[Exercise instructions] Output the data exactly, with every line intact.

[Task material]
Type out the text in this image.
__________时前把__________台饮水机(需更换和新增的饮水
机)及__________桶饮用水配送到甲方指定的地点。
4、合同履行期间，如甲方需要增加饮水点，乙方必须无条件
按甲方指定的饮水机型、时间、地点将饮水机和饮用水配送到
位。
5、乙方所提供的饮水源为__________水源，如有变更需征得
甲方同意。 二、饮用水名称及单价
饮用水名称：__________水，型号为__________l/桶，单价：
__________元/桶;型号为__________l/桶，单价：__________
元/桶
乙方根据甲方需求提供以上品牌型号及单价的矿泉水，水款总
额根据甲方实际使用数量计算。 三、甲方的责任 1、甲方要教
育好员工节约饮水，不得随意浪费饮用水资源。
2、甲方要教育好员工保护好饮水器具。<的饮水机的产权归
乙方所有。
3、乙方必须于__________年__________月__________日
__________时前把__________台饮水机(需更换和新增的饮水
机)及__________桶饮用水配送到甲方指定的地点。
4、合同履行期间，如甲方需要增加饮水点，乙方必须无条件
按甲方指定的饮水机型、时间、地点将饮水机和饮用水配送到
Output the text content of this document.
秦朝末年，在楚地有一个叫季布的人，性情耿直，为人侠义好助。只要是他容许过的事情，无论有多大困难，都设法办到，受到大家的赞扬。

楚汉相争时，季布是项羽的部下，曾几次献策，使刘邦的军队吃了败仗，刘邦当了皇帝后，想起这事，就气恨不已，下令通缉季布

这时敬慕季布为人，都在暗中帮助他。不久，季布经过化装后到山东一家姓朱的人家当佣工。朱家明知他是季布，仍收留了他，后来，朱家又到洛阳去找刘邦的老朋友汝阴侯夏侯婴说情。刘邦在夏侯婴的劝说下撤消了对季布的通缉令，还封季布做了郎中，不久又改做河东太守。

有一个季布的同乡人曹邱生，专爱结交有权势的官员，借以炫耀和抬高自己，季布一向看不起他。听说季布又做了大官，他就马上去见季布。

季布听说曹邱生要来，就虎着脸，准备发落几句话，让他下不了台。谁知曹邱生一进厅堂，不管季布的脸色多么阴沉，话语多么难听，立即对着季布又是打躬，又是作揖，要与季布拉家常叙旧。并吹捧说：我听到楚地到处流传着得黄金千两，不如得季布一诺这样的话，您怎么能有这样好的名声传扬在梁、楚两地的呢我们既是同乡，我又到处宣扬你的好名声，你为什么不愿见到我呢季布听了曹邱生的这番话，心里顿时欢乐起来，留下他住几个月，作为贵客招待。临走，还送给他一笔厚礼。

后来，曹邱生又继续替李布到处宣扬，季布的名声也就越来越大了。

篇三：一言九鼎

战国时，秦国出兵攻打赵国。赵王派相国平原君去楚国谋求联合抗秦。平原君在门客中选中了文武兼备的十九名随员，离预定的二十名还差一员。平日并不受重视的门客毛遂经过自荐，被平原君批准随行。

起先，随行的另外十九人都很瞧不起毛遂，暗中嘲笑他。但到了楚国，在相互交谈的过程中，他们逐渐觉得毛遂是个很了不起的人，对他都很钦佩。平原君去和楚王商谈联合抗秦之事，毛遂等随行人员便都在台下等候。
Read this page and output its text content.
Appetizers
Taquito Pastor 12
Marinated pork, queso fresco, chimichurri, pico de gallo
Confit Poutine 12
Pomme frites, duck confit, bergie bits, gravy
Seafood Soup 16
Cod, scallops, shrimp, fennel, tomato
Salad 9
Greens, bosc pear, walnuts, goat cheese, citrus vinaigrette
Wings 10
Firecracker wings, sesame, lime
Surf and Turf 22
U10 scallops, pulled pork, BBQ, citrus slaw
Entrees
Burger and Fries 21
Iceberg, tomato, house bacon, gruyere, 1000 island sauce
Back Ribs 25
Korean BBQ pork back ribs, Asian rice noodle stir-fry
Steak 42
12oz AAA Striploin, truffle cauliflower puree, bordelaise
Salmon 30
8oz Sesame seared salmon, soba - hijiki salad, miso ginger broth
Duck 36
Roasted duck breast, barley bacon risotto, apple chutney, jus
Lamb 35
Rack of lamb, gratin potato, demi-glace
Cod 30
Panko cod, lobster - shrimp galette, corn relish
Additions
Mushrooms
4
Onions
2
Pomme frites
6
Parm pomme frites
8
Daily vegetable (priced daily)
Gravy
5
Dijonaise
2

[Response for this exercise]
Type out the text in this image.
__________时前把__________台饮水机(需更换和新增的饮水
机)及__________桶饮用水配送到甲方指定的地点。
4、合同履行期间，如甲方需要增加饮水点，乙方必须无条件
按甲方指定的饮水机型、时间、地点将饮水机和饮用水配送到
位。
5、乙方所提供的饮水源为__________水源，如有变更需征得
甲方同意。 二、饮用水名称及单价
饮用水名称：__________水，型号为__________l/桶，单价：
__________元/桶;型号为__________l/桶，单价：__________
元/桶
乙方根据甲方需求提供以上品牌型号及单价的矿泉水，水款总
额根据甲方实际使用数量计算。 三、甲方的责任 1、甲方要教
育好员工节约饮水，不得随意浪费饮用水资源。
2、甲方要教育好员工保护好饮水器具。<的饮水机的产权归
乙方所有。
3、乙方必须于__________年__________月__________日
__________时前把__________台饮水机(需更换和新增的饮水
机)及__________桶饮用水配送到甲方指定的地点。
4、合同履行期间，如甲方需要增加饮水点，乙方必须无条件
按甲方指定的饮水机型、时间、地点将饮水机和饮用水配送到
Output the text content of this document.
秦朝末年，在楚地有一个叫季布的人，性情耿直，为人侠义好助。只要是他容许过的事情，无论有多大困难，都设法办到，受到大家的赞扬。

楚汉相争时，季布是项羽的部下，曾几次献策，使刘邦的军队吃了败仗，刘邦当了皇帝后，想起这事，就气恨不已，下令通缉季布

这时敬慕季布为人，都在暗中帮助他。不久，季布经过化装后到山东一家姓朱的人家当佣工。朱家明知他是季布，仍收留了他，后来，朱家又到洛阳去找刘邦的老朋友汝阴侯夏侯婴说情。刘邦在夏侯婴的劝说下撤消了对季布的通缉令，还封季布做了郎中，不久又改做河东太守。

有一个季布的同乡人曹邱生，专爱结交有权势的官员，借以炫耀和抬高自己，季布一向看不起他。听说季布又做了大官，他就马上去见季布。

季布听说曹邱生要来，就虎着脸，准备发落几句话，让他下不了台。谁知曹邱生一进厅堂，不管季布的脸色多么阴沉，话语多么难听，立即对着季布又是打躬，又是作揖，要与季布拉家常叙旧。并吹捧说：我听到楚地到处流传着得黄金千两，不如得季布一诺这样的话，您怎么能有这样好的名声传扬在梁、楚两地的呢我们既是同乡，我又到处宣扬你的好名声，你为什么不愿见到我呢季布听了曹邱生的这番话，心里顿时欢乐起来，留下他住几个月，作为贵客招待。临走，还送给他一笔厚礼。

后来，曹邱生又继续替李布到处宣扬，季布的名声也就越来越大了。

篇三：一言九鼎

战国时，秦国出兵攻打赵国。赵王派相国平原君去楚国谋求联合抗秦。平原君在门客中选中了文武兼备的十九名随员，离预定的二十名还差一员。平日并不受重视的门客毛遂经过自荐，被平原君批准随行。

起先，随行的另外十九人都很瞧不起毛遂，暗中嘲笑他。但到了楚国，在相互交谈的过程中，他们逐渐觉得毛遂是个很了不起的人，对他都很钦佩。平原君去和楚王商谈联合抗秦之事，毛遂等随行人员便都在台下等候。
Read this page and output its text content.
Appetizers
Taquito Pastor 12
Marinated pork, queso fresco, chimichurri, pico de gallo
Confit Poutine 12
Pomme frites, duck confit, bergie bits, gravy
Seafood Soup 16
Cod, scallops, shrimp, fennel, tomato
Salad 9
Greens, bosc pear, walnuts, goat cheese, citrus vinaigrette
Wings 10
Firecracker wings, sesame, lime
Surf and Turf 22
U10 scallops, pulled pork, BBQ, citrus slaw
Entrees
Burger and Fries 21
Iceberg, tomato, house bacon, gruyere, 1000 island sauce
Back Ribs 25
Korean BBQ pork back ribs, Asian rice noodle stir-fry
Steak 42
12oz AAA Striploin, truffle cauliflower puree, bordelaise
Salmon 30
8oz Sesame seared salmon, soba - hijiki salad, miso ginger broth
Duck 36
Roasted duck breast, barley bacon risotto, apple chutney, jus
Lamb 35
Rack of lamb, gratin potato, demi-glace
Cod 30
Panko cod, lobster - shrimp galette, corn relish
Additions
Mushrooms
4
Onions
2
Pomme frites
6
Parm pomme frites
8
Daily vegetable (priced daily)
Gravy
5
Dijonaise
2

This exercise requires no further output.